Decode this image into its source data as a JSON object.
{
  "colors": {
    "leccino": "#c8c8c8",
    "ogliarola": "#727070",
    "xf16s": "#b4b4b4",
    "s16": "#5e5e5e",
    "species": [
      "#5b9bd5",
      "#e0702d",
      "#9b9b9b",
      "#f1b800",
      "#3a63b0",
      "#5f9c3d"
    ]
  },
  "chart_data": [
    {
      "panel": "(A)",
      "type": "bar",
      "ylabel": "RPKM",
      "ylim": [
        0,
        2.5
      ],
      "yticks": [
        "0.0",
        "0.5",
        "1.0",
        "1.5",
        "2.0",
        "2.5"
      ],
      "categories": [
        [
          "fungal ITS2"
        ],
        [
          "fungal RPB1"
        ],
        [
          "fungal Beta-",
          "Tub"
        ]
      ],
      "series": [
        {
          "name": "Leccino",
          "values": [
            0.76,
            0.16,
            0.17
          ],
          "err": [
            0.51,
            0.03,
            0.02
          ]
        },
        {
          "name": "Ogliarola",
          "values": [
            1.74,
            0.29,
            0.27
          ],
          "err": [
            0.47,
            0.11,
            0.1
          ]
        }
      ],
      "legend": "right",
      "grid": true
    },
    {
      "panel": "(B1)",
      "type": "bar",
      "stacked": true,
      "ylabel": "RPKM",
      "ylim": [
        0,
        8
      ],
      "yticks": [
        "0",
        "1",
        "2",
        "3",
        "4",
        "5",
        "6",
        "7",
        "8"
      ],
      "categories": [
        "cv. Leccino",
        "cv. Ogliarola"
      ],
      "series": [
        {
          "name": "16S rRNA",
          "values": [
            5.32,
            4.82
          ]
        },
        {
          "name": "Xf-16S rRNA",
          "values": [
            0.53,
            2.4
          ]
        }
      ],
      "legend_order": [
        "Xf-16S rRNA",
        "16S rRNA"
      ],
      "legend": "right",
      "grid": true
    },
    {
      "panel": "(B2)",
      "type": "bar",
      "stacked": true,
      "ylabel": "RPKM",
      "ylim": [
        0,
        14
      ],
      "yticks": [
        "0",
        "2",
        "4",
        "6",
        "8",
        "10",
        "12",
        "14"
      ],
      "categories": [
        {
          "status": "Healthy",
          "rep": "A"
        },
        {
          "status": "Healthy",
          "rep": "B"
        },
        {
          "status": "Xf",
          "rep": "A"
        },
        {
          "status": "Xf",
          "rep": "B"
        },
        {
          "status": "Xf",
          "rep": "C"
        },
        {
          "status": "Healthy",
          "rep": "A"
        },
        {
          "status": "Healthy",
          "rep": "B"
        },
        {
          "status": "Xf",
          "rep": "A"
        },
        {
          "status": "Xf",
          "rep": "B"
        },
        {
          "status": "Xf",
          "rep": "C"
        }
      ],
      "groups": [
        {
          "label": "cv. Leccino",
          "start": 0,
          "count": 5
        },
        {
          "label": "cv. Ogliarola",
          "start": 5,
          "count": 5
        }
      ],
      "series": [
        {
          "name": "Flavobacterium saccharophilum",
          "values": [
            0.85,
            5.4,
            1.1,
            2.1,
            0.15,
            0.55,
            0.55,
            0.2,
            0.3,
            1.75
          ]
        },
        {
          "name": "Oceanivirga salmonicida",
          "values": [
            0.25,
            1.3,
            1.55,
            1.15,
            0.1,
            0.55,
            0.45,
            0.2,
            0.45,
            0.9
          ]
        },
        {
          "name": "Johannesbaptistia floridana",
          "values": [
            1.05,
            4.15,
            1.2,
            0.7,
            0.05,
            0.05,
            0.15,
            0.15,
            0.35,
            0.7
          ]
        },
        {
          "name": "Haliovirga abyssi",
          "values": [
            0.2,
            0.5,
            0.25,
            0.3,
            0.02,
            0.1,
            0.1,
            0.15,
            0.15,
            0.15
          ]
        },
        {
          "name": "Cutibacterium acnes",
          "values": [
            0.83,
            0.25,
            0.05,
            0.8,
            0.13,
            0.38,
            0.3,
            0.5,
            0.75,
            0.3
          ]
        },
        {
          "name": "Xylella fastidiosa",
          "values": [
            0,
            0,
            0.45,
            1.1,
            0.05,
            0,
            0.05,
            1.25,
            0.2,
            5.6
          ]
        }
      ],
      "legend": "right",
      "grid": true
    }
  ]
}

- _ASSIGNED TASK_: Count lines above with the word "rRNA". Give the number only.

- _OUTPUT OF THE TASK_: 4